__Set exercise__. Reproduce each record exactly.

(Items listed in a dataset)

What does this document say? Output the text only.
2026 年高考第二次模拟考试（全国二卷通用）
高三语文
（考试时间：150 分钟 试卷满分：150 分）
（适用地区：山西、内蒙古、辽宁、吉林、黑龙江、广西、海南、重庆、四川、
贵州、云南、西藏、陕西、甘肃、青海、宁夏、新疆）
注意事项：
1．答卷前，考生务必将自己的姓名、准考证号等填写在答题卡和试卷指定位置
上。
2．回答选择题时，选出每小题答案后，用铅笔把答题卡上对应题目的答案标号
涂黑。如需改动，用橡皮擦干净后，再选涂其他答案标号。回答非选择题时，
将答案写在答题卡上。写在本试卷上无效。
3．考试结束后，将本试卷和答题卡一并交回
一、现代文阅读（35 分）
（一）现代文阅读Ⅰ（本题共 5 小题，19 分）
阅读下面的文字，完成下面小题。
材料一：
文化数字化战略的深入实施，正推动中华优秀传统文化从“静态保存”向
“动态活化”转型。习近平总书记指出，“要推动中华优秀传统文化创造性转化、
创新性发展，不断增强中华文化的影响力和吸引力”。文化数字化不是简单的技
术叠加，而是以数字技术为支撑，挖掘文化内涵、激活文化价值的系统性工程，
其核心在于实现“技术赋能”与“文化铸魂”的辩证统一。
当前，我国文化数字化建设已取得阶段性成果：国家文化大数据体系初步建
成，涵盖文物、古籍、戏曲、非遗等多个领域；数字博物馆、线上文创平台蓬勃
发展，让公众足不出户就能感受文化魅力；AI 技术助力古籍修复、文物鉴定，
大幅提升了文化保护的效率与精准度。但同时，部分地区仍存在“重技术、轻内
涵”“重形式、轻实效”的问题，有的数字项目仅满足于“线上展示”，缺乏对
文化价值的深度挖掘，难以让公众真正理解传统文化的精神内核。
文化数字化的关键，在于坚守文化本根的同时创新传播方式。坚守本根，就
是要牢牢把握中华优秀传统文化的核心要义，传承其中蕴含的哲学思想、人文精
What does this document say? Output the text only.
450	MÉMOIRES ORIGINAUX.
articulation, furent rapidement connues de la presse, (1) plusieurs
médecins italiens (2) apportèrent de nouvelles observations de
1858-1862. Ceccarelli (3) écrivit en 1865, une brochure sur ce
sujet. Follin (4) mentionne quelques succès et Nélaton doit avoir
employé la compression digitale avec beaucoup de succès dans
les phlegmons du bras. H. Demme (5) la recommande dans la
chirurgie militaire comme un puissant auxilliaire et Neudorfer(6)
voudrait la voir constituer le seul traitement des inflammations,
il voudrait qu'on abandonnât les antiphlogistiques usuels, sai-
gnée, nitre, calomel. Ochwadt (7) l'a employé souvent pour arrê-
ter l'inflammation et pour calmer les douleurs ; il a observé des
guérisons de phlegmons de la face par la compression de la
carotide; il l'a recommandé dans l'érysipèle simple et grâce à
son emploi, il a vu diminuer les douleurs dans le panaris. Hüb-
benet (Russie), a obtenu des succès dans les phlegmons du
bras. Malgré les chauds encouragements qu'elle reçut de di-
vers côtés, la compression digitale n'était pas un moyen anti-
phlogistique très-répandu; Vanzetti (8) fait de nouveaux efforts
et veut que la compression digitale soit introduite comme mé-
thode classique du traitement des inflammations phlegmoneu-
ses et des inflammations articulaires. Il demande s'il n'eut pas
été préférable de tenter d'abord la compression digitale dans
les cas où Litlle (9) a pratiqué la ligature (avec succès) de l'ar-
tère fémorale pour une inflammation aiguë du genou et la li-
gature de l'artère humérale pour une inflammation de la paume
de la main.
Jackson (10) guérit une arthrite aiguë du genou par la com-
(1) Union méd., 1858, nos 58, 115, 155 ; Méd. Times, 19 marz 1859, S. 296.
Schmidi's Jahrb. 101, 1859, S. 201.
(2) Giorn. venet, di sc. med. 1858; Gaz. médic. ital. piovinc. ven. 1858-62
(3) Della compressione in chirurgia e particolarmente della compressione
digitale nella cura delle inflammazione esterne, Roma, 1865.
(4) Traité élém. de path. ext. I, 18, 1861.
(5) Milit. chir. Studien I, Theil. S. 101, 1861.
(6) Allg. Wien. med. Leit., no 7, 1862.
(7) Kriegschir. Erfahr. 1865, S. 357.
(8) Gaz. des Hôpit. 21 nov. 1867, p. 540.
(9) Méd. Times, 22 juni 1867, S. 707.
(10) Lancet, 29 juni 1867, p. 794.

__Complete response__.
What does this document say? Output the text only.
2026 年高考第二次模拟考试（全国二卷通用）
高三语文
（考试时间：150 分钟 试卷满分：150 分）
（适用地区：山西、内蒙古、辽宁、吉林、黑龙江、广西、海南、重庆、四川、
贵州、云南、西藏、陕西、甘肃、青海、宁夏、新疆）
注意事项：
1．答卷前，考生务必将自己的姓名、准考证号等填写在答题卡和试卷指定位置
上。
2．回答选择题时，选出每小题答案后，用铅笔把答题卡上对应题目的答案标号
涂黑。如需改动，用橡皮擦干净后，再选涂其他答案标号。回答非选择题时，
将答案写在答题卡上。写在本试卷上无效。
3．考试结束后，将本试卷和答题卡一并交回
一、现代文阅读（35 分）
（一）现代文阅读Ⅰ（本题共 5 小题，19 分）
阅读下面的文字，完成下面小题。
材料一：
文化数字化战略的深入实施，正推动中华优秀传统文化从“静态保存”向
“动态活化”转型。习近平总书记指出，“要推动中华优秀传统文化创造性转化、
创新性发展，不断增强中华文化的影响力和吸引力”。文化数字化不是简单的技
术叠加，而是以数字技术为支撑，挖掘文化内涵、激活文化价值的系统性工程，
其核心在于实现“技术赋能”与“文化铸魂”的辩证统一。
当前，我国文化数字化建设已取得阶段性成果：国家文化大数据体系初步建
成，涵盖文物、古籍、戏曲、非遗等多个领域；数字博物馆、线上文创平台蓬勃
发展，让公众足不出户就能感受文化魅力；AI 技术助力古籍修复、文物鉴定，
大幅提升了文化保护的效率与精准度。但同时，部分地区仍存在“重技术、轻内
涵”“重形式、轻实效”的问题，有的数字项目仅满足于“线上展示”，缺乏对
文化价值的深度挖掘，难以让公众真正理解传统文化的精神内核。
文化数字化的关键，在于坚守文化本根的同时创新传播方式。坚守本根，就
是要牢牢把握中华优秀传统文化的核心要义，传承其中蕴含的哲学思想、人文精
What does this document say? Output the text only.
450	MÉMOIRES ORIGINAUX.
articulation, furent rapidement connues de la presse, (1) plusieurs
médecins italiens (2) apportèrent de nouvelles observations de
1858-1862. Ceccarelli (3) écrivit en 1865, une brochure sur ce
sujet. Follin (4) mentionne quelques succès et Nélaton doit avoir
employé la compression digitale avec beaucoup de succès dans
les phlegmons du bras. H. Demme (5) la recommande dans la
chirurgie militaire comme un puissant auxilliaire et Neudorfer(6)
voudrait la voir constituer le seul traitement des inflammations,
il voudrait qu'on abandonnât les antiphlogistiques usuels, sai-
gnée, nitre, calomel. Ochwadt (7) l'a employé souvent pour arrê-
ter l'inflammation et pour calmer les douleurs ; il a observé des
guérisons de phlegmons de la face par la compression de la
carotide; il l'a recommandé dans l'érysipèle simple et grâce à
son emploi, il a vu diminuer les douleurs dans le panaris. Hüb-
benet (Russie), a obtenu des succès dans les phlegmons du
bras. Malgré les chauds encouragements qu'elle reçut de di-
vers côtés, la compression digitale n'était pas un moyen anti-
phlogistique très-répandu; Vanzetti (8) fait de nouveaux efforts
et veut que la compression digitale soit introduite comme mé-
thode classique du traitement des inflammations phlegmoneu-
ses et des inflammations articulaires. Il demande s'il n'eut pas
été préférable de tenter d'abord la compression digitale dans
les cas où Litlle (9) a pratiqué la ligature (avec succès) de l'ar-
tère fémorale pour une inflammation aiguë du genou et la li-
gature de l'artère humérale pour une inflammation de la paume
de la main.
Jackson (10) guérit une arthrite aiguë du genou par la com-
(1) Union méd., 1858, nos 58, 115, 155 ; Méd. Times, 19 marz 1859, S. 296.
Schmidi's Jahrb. 101, 1859, S. 201.
(2) Giorn. venet, di sc. med. 1858; Gaz. médic. ital. piovinc. ven. 1858-62
(3) Della compressione in chirurgia e particolarmente della compressione
digitale nella cura delle inflammazione esterne, Roma, 1865.
(4) Traité élém. de path. ext. I, 18, 1861.
(5) Milit. chir. Studien I, Theil. S. 101, 1861.
(6) Allg. Wien. med. Leit., no 7, 1862.
(7) Kriegschir. Erfahr. 1865, S. 357.
(8) Gaz. des Hôpit. 21 nov. 1867, p. 540.
(9) Méd. Times, 22 juni 1867, S. 707.
(10) Lancet, 29 juni 1867, p. 794.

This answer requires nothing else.